### Data shown

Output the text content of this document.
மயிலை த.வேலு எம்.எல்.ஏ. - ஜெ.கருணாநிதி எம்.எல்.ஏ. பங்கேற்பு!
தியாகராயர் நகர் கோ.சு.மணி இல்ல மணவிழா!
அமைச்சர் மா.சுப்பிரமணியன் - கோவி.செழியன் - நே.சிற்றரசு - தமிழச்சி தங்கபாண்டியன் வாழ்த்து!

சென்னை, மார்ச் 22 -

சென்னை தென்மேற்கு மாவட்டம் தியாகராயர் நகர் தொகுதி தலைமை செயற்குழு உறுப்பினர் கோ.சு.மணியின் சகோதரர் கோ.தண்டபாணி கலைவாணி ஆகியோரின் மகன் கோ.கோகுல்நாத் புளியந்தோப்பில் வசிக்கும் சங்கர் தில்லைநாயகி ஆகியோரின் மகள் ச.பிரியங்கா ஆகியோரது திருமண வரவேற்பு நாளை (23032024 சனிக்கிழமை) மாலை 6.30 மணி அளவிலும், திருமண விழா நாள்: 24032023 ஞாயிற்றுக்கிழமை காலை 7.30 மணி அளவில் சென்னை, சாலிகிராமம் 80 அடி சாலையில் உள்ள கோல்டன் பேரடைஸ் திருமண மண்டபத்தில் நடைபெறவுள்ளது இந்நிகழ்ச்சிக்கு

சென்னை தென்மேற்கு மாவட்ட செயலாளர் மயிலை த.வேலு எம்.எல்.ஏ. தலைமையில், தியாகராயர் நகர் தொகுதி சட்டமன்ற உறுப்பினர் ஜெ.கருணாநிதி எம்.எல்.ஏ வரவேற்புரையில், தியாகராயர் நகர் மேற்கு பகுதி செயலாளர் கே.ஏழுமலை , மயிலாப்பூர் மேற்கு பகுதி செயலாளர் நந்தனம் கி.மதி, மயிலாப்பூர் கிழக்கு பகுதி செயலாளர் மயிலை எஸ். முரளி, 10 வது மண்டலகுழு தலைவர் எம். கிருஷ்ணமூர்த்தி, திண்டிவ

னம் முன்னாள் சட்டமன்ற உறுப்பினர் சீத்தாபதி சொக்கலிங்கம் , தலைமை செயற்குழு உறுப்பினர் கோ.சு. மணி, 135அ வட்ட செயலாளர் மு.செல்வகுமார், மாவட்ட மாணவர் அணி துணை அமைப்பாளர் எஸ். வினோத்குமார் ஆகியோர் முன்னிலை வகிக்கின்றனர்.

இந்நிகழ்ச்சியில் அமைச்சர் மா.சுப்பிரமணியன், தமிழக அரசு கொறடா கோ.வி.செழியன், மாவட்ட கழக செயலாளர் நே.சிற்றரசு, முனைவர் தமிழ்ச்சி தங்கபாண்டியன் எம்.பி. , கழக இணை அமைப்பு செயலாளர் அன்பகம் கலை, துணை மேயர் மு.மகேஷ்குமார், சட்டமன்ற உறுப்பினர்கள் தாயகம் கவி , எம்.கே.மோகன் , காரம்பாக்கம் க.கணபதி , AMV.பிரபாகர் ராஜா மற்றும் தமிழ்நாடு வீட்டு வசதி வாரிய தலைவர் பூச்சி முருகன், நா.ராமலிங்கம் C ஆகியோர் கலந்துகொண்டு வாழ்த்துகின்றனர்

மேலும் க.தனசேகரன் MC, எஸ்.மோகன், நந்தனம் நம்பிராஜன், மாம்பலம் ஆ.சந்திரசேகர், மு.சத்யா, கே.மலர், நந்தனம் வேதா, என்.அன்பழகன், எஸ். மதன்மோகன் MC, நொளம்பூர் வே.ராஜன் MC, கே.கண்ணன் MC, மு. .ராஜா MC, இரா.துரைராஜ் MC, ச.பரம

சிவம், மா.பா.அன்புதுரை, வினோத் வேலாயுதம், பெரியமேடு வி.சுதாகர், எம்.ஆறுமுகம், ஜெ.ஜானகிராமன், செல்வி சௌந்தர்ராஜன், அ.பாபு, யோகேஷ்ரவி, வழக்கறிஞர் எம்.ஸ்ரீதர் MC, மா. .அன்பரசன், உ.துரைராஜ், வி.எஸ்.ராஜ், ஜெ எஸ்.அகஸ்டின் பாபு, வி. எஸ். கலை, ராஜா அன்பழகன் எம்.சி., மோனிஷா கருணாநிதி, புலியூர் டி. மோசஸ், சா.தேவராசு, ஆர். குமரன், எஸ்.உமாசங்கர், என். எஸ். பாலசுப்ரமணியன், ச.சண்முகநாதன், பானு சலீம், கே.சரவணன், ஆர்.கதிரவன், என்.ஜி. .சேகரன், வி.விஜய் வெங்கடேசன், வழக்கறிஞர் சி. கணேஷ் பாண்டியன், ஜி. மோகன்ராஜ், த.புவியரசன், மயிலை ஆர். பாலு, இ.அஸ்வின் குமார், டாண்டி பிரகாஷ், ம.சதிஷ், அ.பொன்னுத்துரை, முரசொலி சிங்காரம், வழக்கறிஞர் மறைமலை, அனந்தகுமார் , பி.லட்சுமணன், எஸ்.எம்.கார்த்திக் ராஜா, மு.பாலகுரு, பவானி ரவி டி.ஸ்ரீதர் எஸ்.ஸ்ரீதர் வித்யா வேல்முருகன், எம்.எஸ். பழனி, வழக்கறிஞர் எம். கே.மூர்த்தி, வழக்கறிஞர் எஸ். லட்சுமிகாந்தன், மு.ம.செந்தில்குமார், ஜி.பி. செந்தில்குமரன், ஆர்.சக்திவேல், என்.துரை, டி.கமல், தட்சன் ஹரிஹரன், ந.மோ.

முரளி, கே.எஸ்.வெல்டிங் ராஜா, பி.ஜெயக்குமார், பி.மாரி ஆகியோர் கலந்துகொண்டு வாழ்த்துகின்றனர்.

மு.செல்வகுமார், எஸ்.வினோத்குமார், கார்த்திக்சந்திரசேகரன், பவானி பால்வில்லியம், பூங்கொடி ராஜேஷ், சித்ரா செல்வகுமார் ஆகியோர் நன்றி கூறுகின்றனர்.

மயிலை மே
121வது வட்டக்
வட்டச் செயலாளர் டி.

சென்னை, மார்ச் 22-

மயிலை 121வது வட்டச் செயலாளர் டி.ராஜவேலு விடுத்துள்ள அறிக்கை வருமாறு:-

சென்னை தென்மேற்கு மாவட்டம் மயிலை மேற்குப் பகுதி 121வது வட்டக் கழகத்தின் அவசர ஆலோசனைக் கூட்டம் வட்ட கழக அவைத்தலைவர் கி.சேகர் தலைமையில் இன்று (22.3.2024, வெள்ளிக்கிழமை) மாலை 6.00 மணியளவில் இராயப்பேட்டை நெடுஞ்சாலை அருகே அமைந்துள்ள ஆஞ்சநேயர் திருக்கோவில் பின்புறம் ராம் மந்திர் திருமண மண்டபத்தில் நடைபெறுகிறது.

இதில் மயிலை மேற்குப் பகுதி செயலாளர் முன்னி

######

Written request =
From the preceding material, extract every line exactly.

The answer =
Output the text content of this document.
மயிலை த.வேலு எம்.எல்.ஏ. - ஜெ.கருணாநிதி எம்.எல்.ஏ. பங்கேற்பு!
தியாகராயர் நகர் கோ.சு.மணி இல்ல மணவிழா!
அமைச்சர் மா.சுப்பிரமணியன் - கோவி.செழியன் - நே.சிற்றரசு - தமிழச்சி தங்கபாண்டியன் வாழ்த்து!

சென்னை, மார்ச் 22 -

சென்னை தென்மேற்கு மாவட்டம் தியாகராயர் நகர் தொகுதி தலைமை செயற்குழு உறுப்பினர் கோ.சு.மணியின் சகோதரர் கோ.தண்டபாணி கலைவாணி ஆகியோரின் மகன் கோ.கோகுல்நாத் புளியந்தோப்பில் வசிக்கும் சங்கர் தில்லைநாயகி ஆகியோரின் மகள் ச.பிரியங்கா ஆகியோரது திருமண வரவேற்பு நாளை (23032024 சனிக்கிழமை) மாலை 6.30 மணி அளவிலும், திருமண விழா நாள்: 24032023 ஞாயிற்றுக்கிழமை காலை 7.30 மணி அளவில் சென்னை, சாலிகிராமம் 80 அடி சாலையில் உள்ள கோல்டன் பேரடைஸ் திருமண மண்டபத்தில் நடைபெறவுள்ளது இந்நிகழ்ச்சிக்கு

சென்னை தென்மேற்கு மாவட்ட செயலாளர் மயிலை த.வேலு எம்.எல்.ஏ. தலைமையில், தியாகராயர் நகர் தொகுதி சட்டமன்ற உறுப்பினர் ஜெ.கருணாநிதி எம்.எல்.ஏ வரவேற்புரையில், தியாகராயர் நகர் மேற்கு பகுதி செயலாளர் கே.ஏழுமலை , மயிலாப்பூர் மேற்கு பகுதி செயலாளர் நந்தனம் கி.மதி, மயிலாப்பூர் கிழக்கு பகுதி செயலாளர் மயிலை எஸ். முரளி, 10 வது மண்டலகுழு தலைவர் எம். கிருஷ்ணமூர்த்தி, திண்டிவ

னம் முன்னாள் சட்டமன்ற உறுப்பினர் சீத்தாபதி சொக்கலிங்கம் , தலைமை செயற்குழு உறுப்பினர் கோ.சு. மணி, 135அ வட்ட செயலாளர் மு.செல்வகுமார், மாவட்ட மாணவர் அணி துணை அமைப்பாளர் எஸ். வினோத்குமார் ஆகியோர் முன்னிலை வகிக்கின்றனர்.

இந்நிகழ்ச்சியில் அமைச்சர் மா.சுப்பிரமணியன், தமிழக அரசு கொறடா கோ.வி.செழியன், மாவட்ட கழக செயலாளர் நே.சிற்றரசு, முனைவர் தமிழ்ச்சி தங்கபாண்டியன் எம்.பி. , கழக இணை அமைப்பு செயலாளர் அன்பகம் கலை, துணை மேயர் மு.மகேஷ்குமார், சட்டமன்ற உறுப்பினர்கள் தாயகம் கவி , எம்.கே.மோகன் , காரம்பாக்கம் க.கணபதி , AMV.பிரபாகர் ராஜா மற்றும் தமிழ்நாடு வீட்டு வசதி வாரிய தலைவர் பூச்சி முருகன், நா.ராமலிங்கம் C ஆகியோர் கலந்துகொண்டு வாழ்த்துகின்றனர்

மேலும் க.தனசேகரன் MC, எஸ்.மோகன், நந்தனம் நம்பிராஜன், மாம்பலம் ஆ.சந்திரசேகர், மு.சத்யா, கே.மலர், நந்தனம் வேதா, என்.அன்பழகன், எஸ். மதன்மோகன் MC, நொளம்பூர் வே.ராஜன் MC, கே.கண்ணன் MC, மு. .ராஜா MC, இரா.துரைராஜ் MC, ச.பரம

சிவம், மா.பா.அன்புதுரை, வினோத் வேலாயுதம், பெரியமேடு வி.சுதாகர், எம்.ஆறுமுகம், ஜெ.ஜானகிராமன், செல்வி சௌந்தர்ராஜன், அ.பாபு, யோகேஷ்ரவி, வழக்கறிஞர் எம்.ஸ்ரீதர் MC, மா. .அன்பரசன், உ.துரைராஜ், வி.எஸ்.ராஜ், ஜெ எஸ்.அகஸ்டின் பாபு, வி. எஸ். கலை, ராஜா அன்பழகன் எம்.சி., மோனிஷா கருணாநிதி, புலியூர் டி. மோசஸ், சா.தேவராசு, ஆர். குமரன், எஸ்.உமாசங்கர், என். எஸ். பாலசுப்ரமணியன், ச.சண்முகநாதன், பானு சலீம், கே.சரவணன், ஆர்.கதிரவன், என்.ஜி. .சேகரன், வி.விஜய் வெங்கடேசன், வழக்கறிஞர் சி. கணேஷ் பாண்டியன், ஜி. மோகன்ராஜ், த.புவியரசன், மயிலை ஆர். பாலு, இ.அஸ்வின் குமார், டாண்டி பிரகாஷ், ம.சதிஷ், அ.பொன்னுத்துரை, முரசொலி சிங்காரம், வழக்கறிஞர் மறைமலை, அனந்தகுமார் , பி.லட்சுமணன், எஸ்.எம்.கார்த்திக் ராஜா, மு.பாலகுரு, பவானி ரவி டி.ஸ்ரீதர் எஸ்.ஸ்ரீதர் வித்யா வேல்முருகன், எம்.எஸ். பழனி, வழக்கறிஞர் எம். கே.மூர்த்தி, வழக்கறிஞர் எஸ். லட்சுமிகாந்தன், மு.ம.செந்தில்குமார், ஜி.பி. செந்தில்குமரன், ஆர்.சக்திவேல், என்.துரை, டி.கமல், தட்சன் ஹரிஹரன், ந.மோ.

முரளி, கே.எஸ்.வெல்டிங் ராஜா, பி.ஜெயக்குமார், பி.மாரி ஆகியோர் கலந்துகொண்டு வாழ்த்துகின்றனர்.

மு.செல்வகுமார், எஸ்.வினோத்குமார், கார்த்திக்சந்திரசேகரன், பவானி பால்வில்லியம், பூங்கொடி ராஜேஷ், சித்ரா செல்வகுமார் ஆகியோர் நன்றி கூறுகின்றனர்.

மயிலை மே
121வது வட்டக்
வட்டச் செயலாளர் டி.

சென்னை, மார்ச் 22-

மயிலை 121வது வட்டச் செயலாளர் டி.ராஜவேலு விடுத்துள்ள அறிக்கை வருமாறு:-

சென்னை தென்மேற்கு மாவட்டம் மயிலை மேற்குப் பகுதி 121வது வட்டக் கழகத்தின் அவசர ஆலோசனைக் கூட்டம் வட்ட கழக அவைத்தலைவர் கி.சேகர் தலைமையில் இன்று (22.3.2024, வெள்ளிக்கிழமை) மாலை 6.00 மணியளவில் இராயப்பேட்டை நெடுஞ்சாலை அருகே அமைந்துள்ள ஆஞ்சநேயர் திருக்கோவில் பின்புறம் ராம் மந்திர் திருமண மண்டபத்தில் நடைபெறுகிறது.

இதில் மயிலை மேற்குப் பகுதி செயலாளர் முன்னி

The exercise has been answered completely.